--- start of RECORDS FOR PROCESSING ---

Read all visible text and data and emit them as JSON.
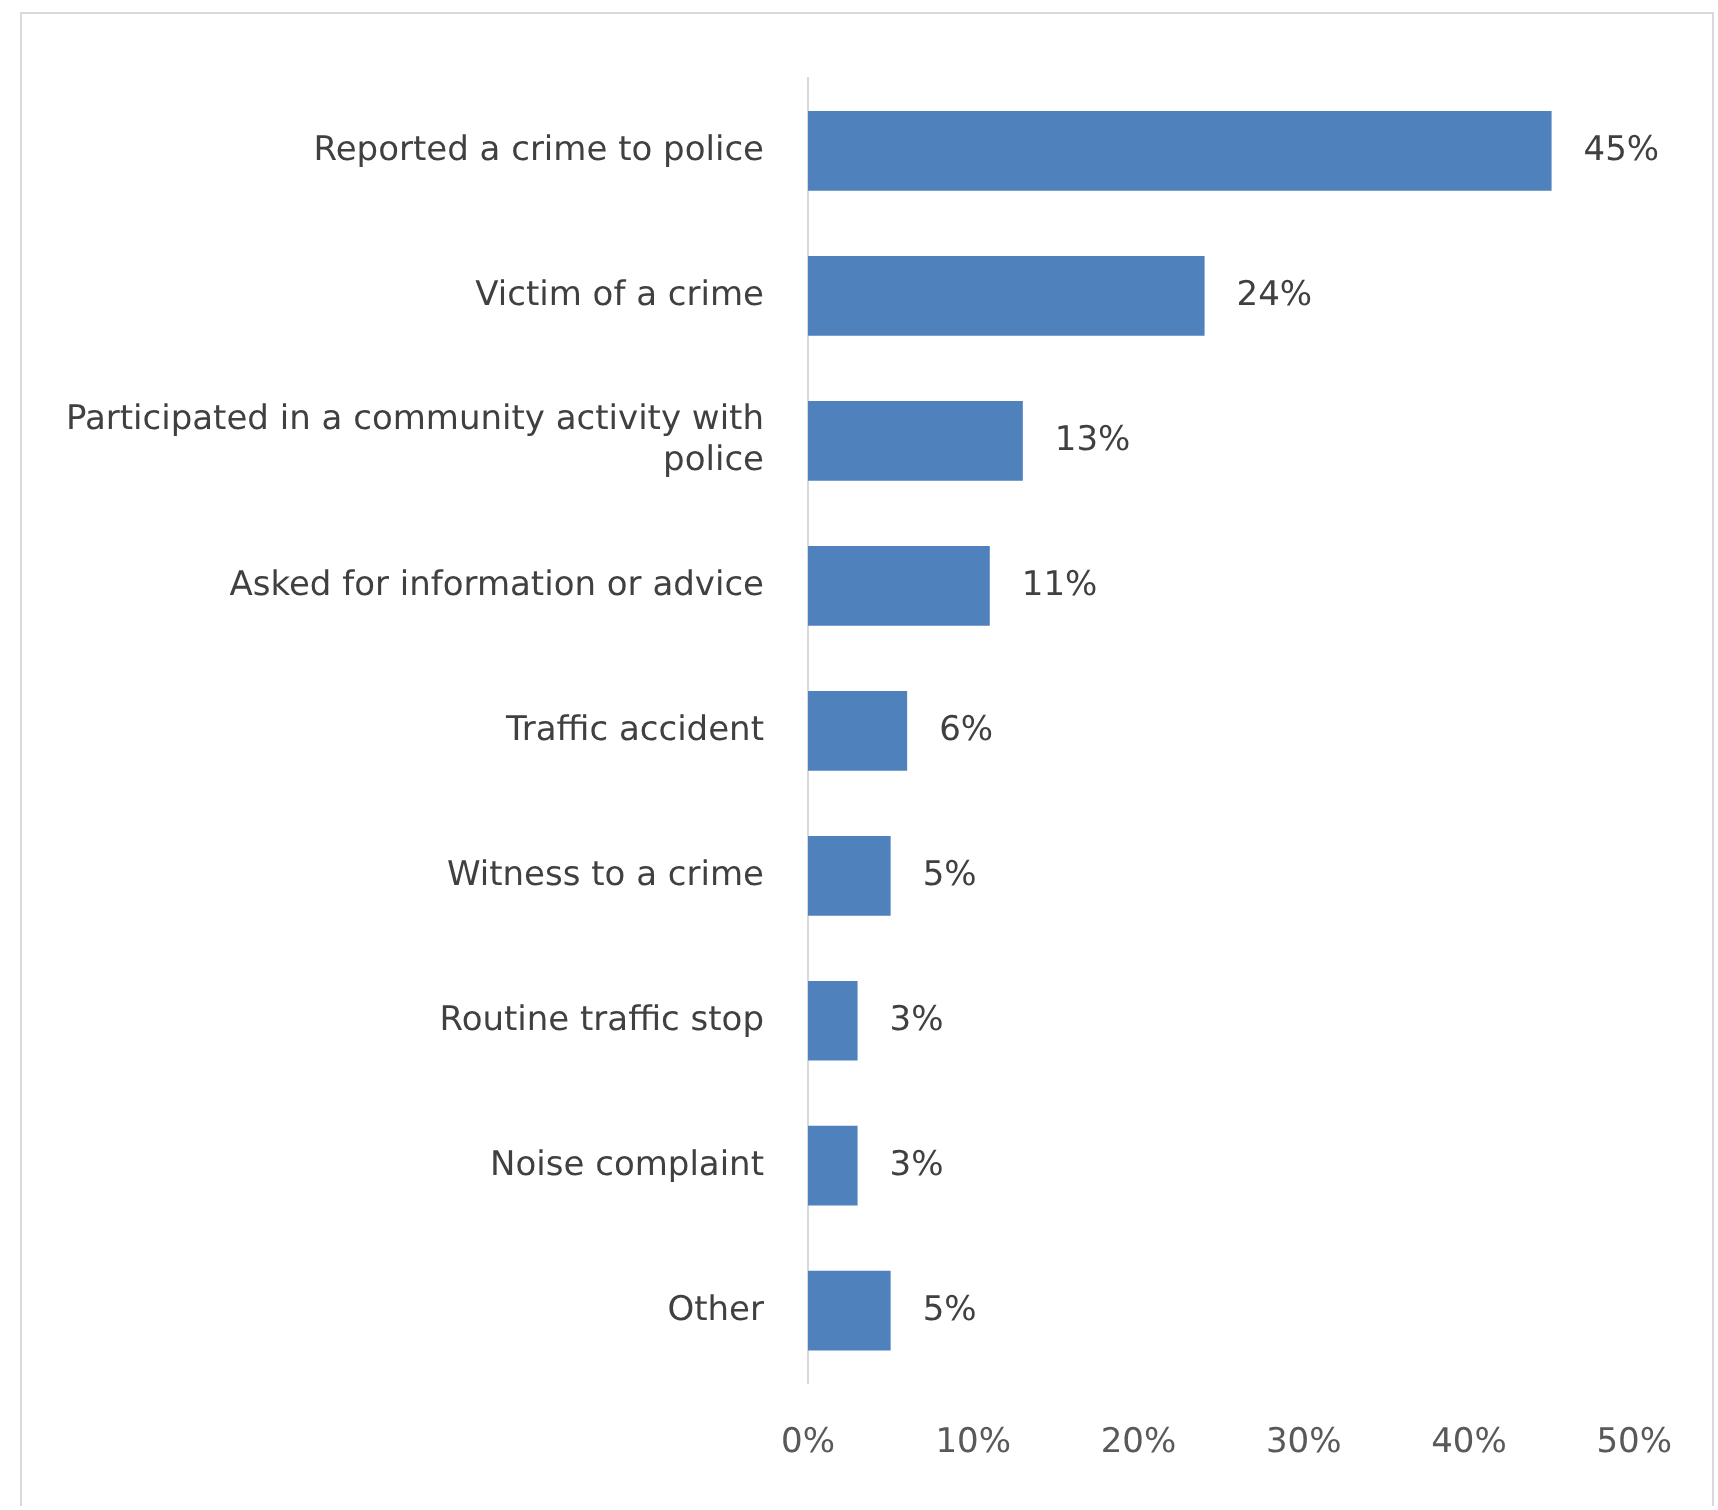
{
  "chart_data": {
    "type": "bar",
    "orientation": "horizontal",
    "categories": [
      "Reported a crime to police",
      "Victim of a crime",
      "Participated in a community activity with police",
      "Asked for information or advice",
      "Traffic accident",
      "Witness to a crime",
      "Routine traffic stop",
      "Noise complaint",
      "Other"
    ],
    "values": [
      45,
      24,
      13,
      11,
      6,
      5,
      3,
      3,
      5
    ],
    "value_labels": [
      "45%",
      "24%",
      "13%",
      "11%",
      "6%",
      "5%",
      "3%",
      "3%",
      "5%"
    ],
    "color": "#4f81bd",
    "xlim": [
      0,
      50
    ],
    "xticks": [
      {
        "value": 0,
        "label": "0%"
      },
      {
        "value": 10,
        "label": "10%"
      },
      {
        "value": 20,
        "label": "20%"
      },
      {
        "value": 30,
        "label": "30%"
      },
      {
        "value": 40,
        "label": "40%"
      },
      {
        "value": 50,
        "label": "50%"
      }
    ],
    "grid": false,
    "legend": false
  }
}
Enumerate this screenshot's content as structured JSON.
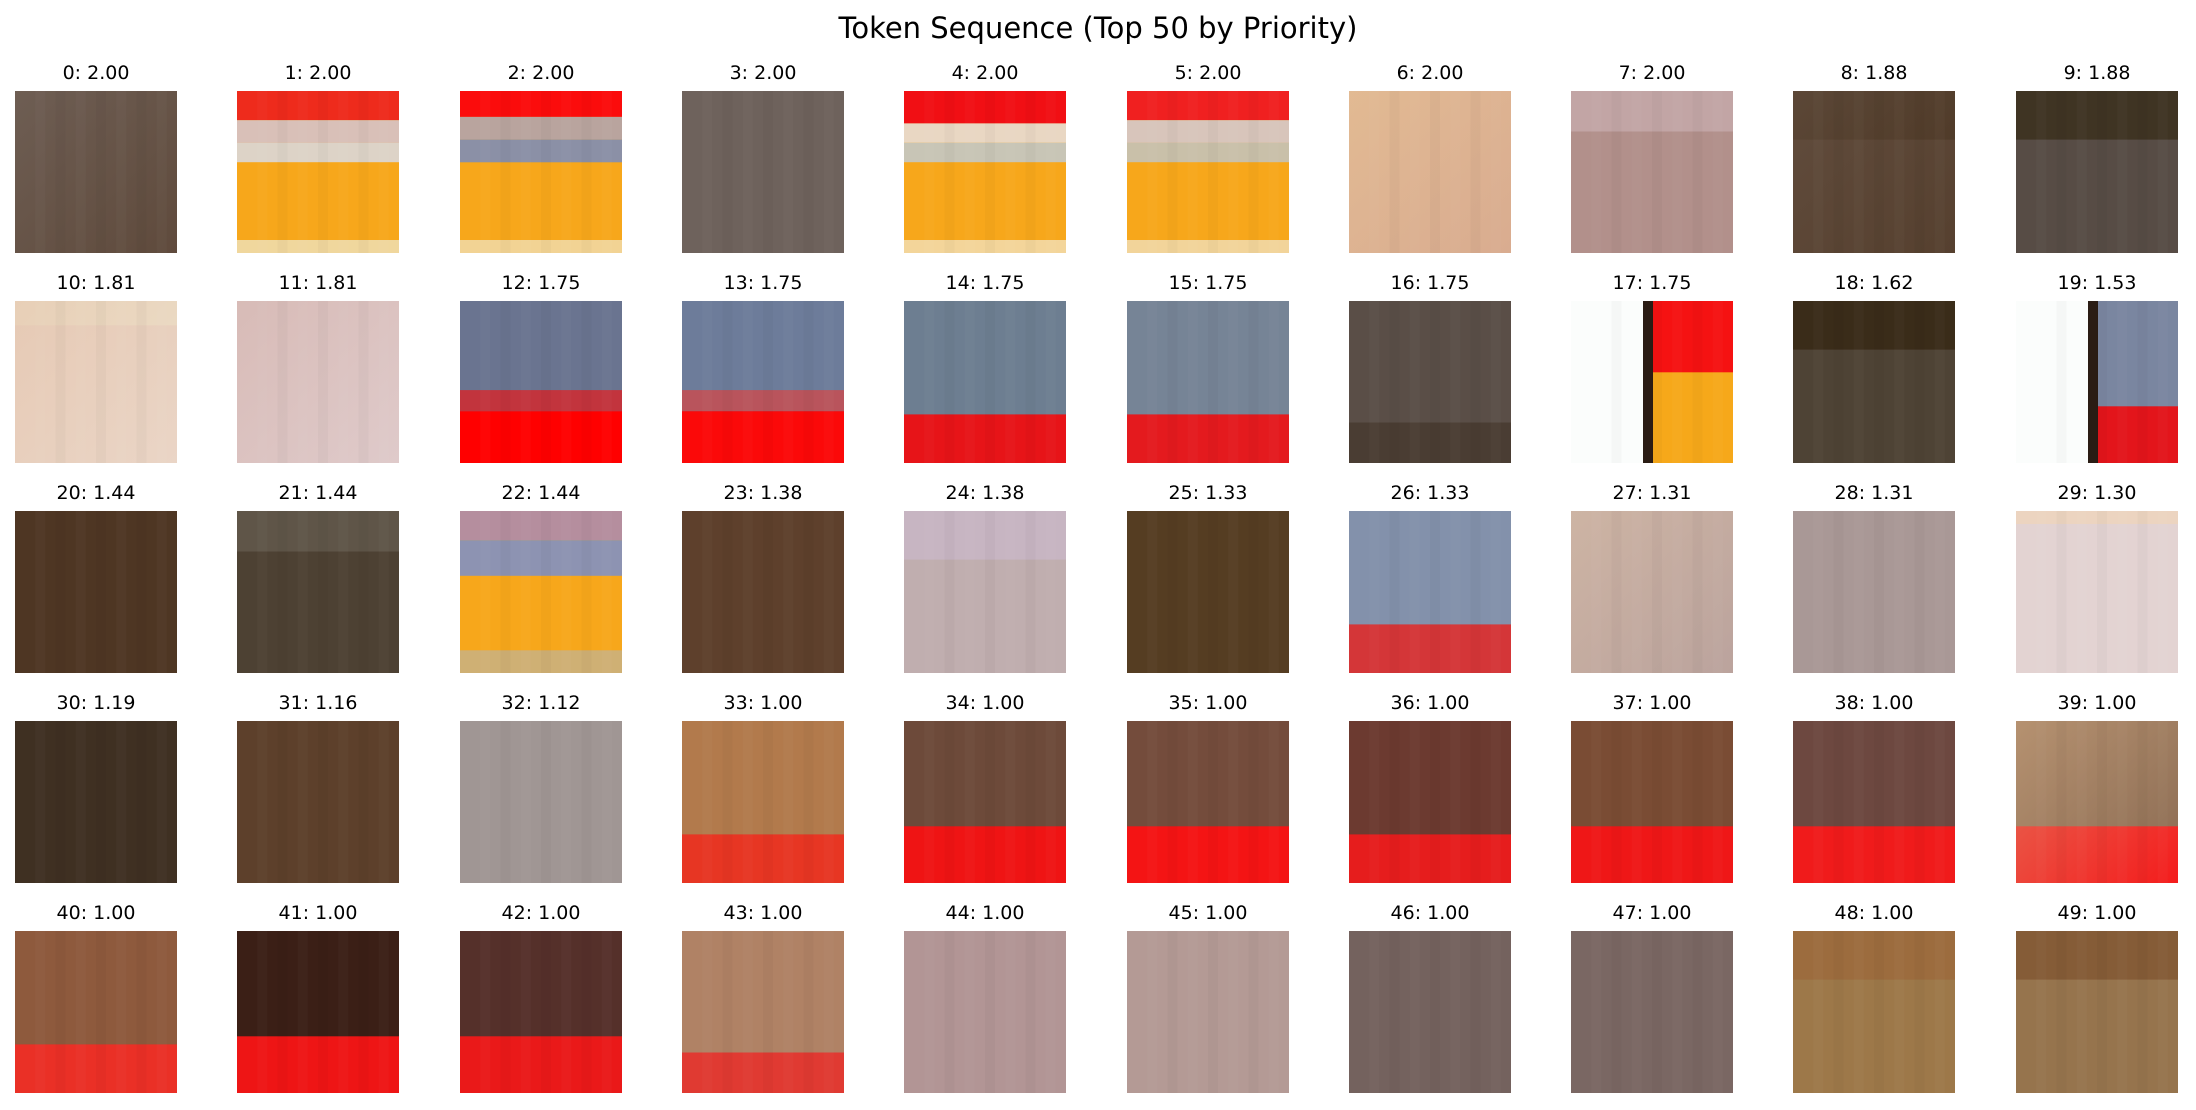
{
  "title": "Token Sequence (Top 50 by Priority)",
  "tokens": [
    {
      "label": "0: 2.00",
      "base": "#5f4a3c",
      "bands": [],
      "lighten": "#7a6e66"
    },
    {
      "label": "1: 2.00",
      "base": "#f7a71b",
      "bands": [
        [
          0,
          0.18,
          "#ee2b1c"
        ],
        [
          0.18,
          0.32,
          "#d9c0b8"
        ],
        [
          0.32,
          0.44,
          "#ddd3c7"
        ],
        [
          0.92,
          1,
          "#f0d79d"
        ]
      ]
    },
    {
      "label": "2: 2.00",
      "base": "#f7a71b",
      "bands": [
        [
          0,
          0.16,
          "#fb0c0c"
        ],
        [
          0.16,
          0.3,
          "#b9a49e"
        ],
        [
          0.3,
          0.44,
          "#8b90a6"
        ],
        [
          0.92,
          1,
          "#f2d394"
        ]
      ]
    },
    {
      "label": "3: 2.00",
      "base": "#6e625c",
      "bands": []
    },
    {
      "label": "4: 2.00",
      "base": "#f7a71b",
      "bands": [
        [
          0,
          0.2,
          "#f10f14"
        ],
        [
          0.2,
          0.32,
          "#e9d7c3"
        ],
        [
          0.32,
          0.44,
          "#c8c5b6"
        ],
        [
          0.92,
          1,
          "#f3d59a"
        ]
      ]
    },
    {
      "label": "5: 2.00",
      "base": "#f7a71b",
      "bands": [
        [
          0,
          0.18,
          "#f02020"
        ],
        [
          0.18,
          0.32,
          "#d8c5bb"
        ],
        [
          0.32,
          0.44,
          "#c9c0a9"
        ],
        [
          0.92,
          1,
          "#f2d49a"
        ]
      ]
    },
    {
      "label": "6: 2.00",
      "base": "#d9ac90",
      "bands": [],
      "lighten": "#e9c595"
    },
    {
      "label": "7: 2.00",
      "base": "#b2908b",
      "bands": [
        [
          0,
          0.25,
          "#c2a5a5"
        ]
      ]
    },
    {
      "label": "8: 1.88",
      "base": "#56402f",
      "bands": [
        [
          0,
          0.3,
          "#4a3522"
        ]
      ],
      "lighten": "#6a5648"
    },
    {
      "label": "9: 1.88",
      "base": "#574c45",
      "bands": [
        [
          0,
          0.3,
          "#3f3423"
        ]
      ]
    },
    {
      "label": "10: 1.81",
      "base": "#ead5c6",
      "bands": [
        [
          0,
          0.15,
          "#ede1cb"
        ]
      ],
      "lighten": "#e3c0a6"
    },
    {
      "label": "11: 1.81",
      "base": "#dfcaca",
      "bands": [],
      "lighten": "#d2afa7"
    },
    {
      "label": "12: 1.75",
      "base": "#6a7490",
      "bands": [
        [
          0.55,
          0.68,
          "#c2343d"
        ],
        [
          0.68,
          1,
          "#ff0000"
        ]
      ]
    },
    {
      "label": "13: 1.75",
      "base": "#6d7c9a",
      "bands": [
        [
          0.55,
          0.68,
          "#b9545c"
        ],
        [
          0.68,
          1,
          "#fb0909"
        ]
      ]
    },
    {
      "label": "14: 1.75",
      "base": "#6d7e91",
      "bands": [
        [
          0.7,
          1,
          "#e71418"
        ]
      ]
    },
    {
      "label": "15: 1.75",
      "base": "#768496",
      "bands": [
        [
          0.7,
          1,
          "#e41a1e"
        ]
      ]
    },
    {
      "label": "16: 1.75",
      "base": "#5a4e47",
      "bands": [
        [
          0.75,
          1,
          "#4a3d33"
        ]
      ]
    },
    {
      "label": "17: 1.75",
      "base": "#f6a81a",
      "bands": [
        [
          0,
          0.44,
          "#f51212"
        ]
      ],
      "left_white": true
    },
    {
      "label": "18: 1.62",
      "base": "#4e4335",
      "bands": [
        [
          0,
          0.3,
          "#3a2c19"
        ]
      ]
    },
    {
      "label": "19: 1.53",
      "base": "#7a86a0",
      "bands": [
        [
          0.65,
          1,
          "#e3151b"
        ]
      ],
      "left_white": true
    },
    {
      "label": "20: 1.44",
      "base": "#4e3623",
      "bands": []
    },
    {
      "label": "21: 1.44",
      "base": "#4d4133",
      "bands": [
        [
          0,
          0.25,
          "#5f5548"
        ]
      ]
    },
    {
      "label": "22: 1.44",
      "base": "#f7a71b",
      "bands": [
        [
          0,
          0.18,
          "#b58e9e"
        ],
        [
          0.18,
          0.4,
          "#8d93b2"
        ],
        [
          0.86,
          1,
          "#cfb074"
        ]
      ]
    },
    {
      "label": "23: 1.38",
      "base": "#5e402c",
      "bands": []
    },
    {
      "label": "24: 1.38",
      "base": "#c0aeaf",
      "bands": [
        [
          0,
          0.3,
          "#c7b5c2"
        ]
      ]
    },
    {
      "label": "25: 1.33",
      "base": "#553d22",
      "bands": []
    },
    {
      "label": "26: 1.33",
      "base": "#8391ab",
      "bands": [
        [
          0.7,
          1,
          "#d43638"
        ]
      ]
    },
    {
      "label": "27: 1.31",
      "base": "#bba39d",
      "bands": [],
      "lighten": "#dcc2a9"
    },
    {
      "label": "28: 1.31",
      "base": "#a99896",
      "bands": []
    },
    {
      "label": "29: 1.30",
      "base": "#e3d3d2",
      "bands": [
        [
          0,
          0.08,
          "#ecd4c0"
        ]
      ]
    },
    {
      "label": "30: 1.19",
      "base": "#3f3022",
      "bands": []
    },
    {
      "label": "31: 1.16",
      "base": "#5d402b",
      "bands": []
    },
    {
      "label": "32: 1.12",
      "base": "#a09694",
      "bands": []
    },
    {
      "label": "33: 1.00",
      "base": "#b27a4c",
      "bands": [
        [
          0.7,
          1,
          "#e73623"
        ]
      ]
    },
    {
      "label": "34: 1.00",
      "base": "#6d4a3a",
      "bands": [
        [
          0.65,
          1,
          "#ef1414"
        ]
      ]
    },
    {
      "label": "35: 1.00",
      "base": "#744c3c",
      "bands": [
        [
          0.65,
          1,
          "#f41414"
        ]
      ]
    },
    {
      "label": "36: 1.00",
      "base": "#6c3a30",
      "bands": [
        [
          0.7,
          1,
          "#e61d1d"
        ]
      ]
    },
    {
      "label": "37: 1.00",
      "base": "#7a4c34",
      "bands": [
        [
          0.65,
          1,
          "#ef1717"
        ]
      ]
    },
    {
      "label": "38: 1.00",
      "base": "#6d4840",
      "bands": [
        [
          0.65,
          1,
          "#f01b1b"
        ]
      ]
    },
    {
      "label": "39: 1.00",
      "base": "#8a6a52",
      "bands": [
        [
          0.65,
          1,
          "#f41c1c"
        ]
      ],
      "lighten": "#d9b289"
    },
    {
      "label": "40: 1.00",
      "base": "#8e5a3d",
      "bands": [
        [
          0.7,
          1,
          "#ea3026"
        ]
      ]
    },
    {
      "label": "41: 1.00",
      "base": "#3b1f16",
      "bands": [
        [
          0.65,
          1,
          "#ee1515"
        ]
      ]
    },
    {
      "label": "42: 1.00",
      "base": "#55302a",
      "bands": [
        [
          0.65,
          1,
          "#ea1919"
        ]
      ]
    },
    {
      "label": "43: 1.00",
      "base": "#b08265",
      "bands": [
        [
          0.75,
          1,
          "#e03a32"
        ]
      ]
    },
    {
      "label": "44: 1.00",
      "base": "#b29595",
      "bands": []
    },
    {
      "label": "45: 1.00",
      "base": "#b49a95",
      "bands": []
    },
    {
      "label": "46: 1.00",
      "base": "#74625e",
      "bands": []
    },
    {
      "label": "47: 1.00",
      "base": "#7a6763",
      "bands": []
    },
    {
      "label": "48: 1.00",
      "base": "#9d7849",
      "bands": [
        [
          0,
          0.3,
          "#9c6c3e"
        ]
      ]
    },
    {
      "label": "49: 1.00",
      "base": "#96744d",
      "bands": [
        [
          0,
          0.3,
          "#855c37"
        ]
      ]
    }
  ]
}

--- end of RECORDS FOR PROCESSING ---

Show all lines in the entries above where the string "police" appears.

EXERCISE OUTPUT -
      "Reported a crime to police",
      "Participated in a community activity with police",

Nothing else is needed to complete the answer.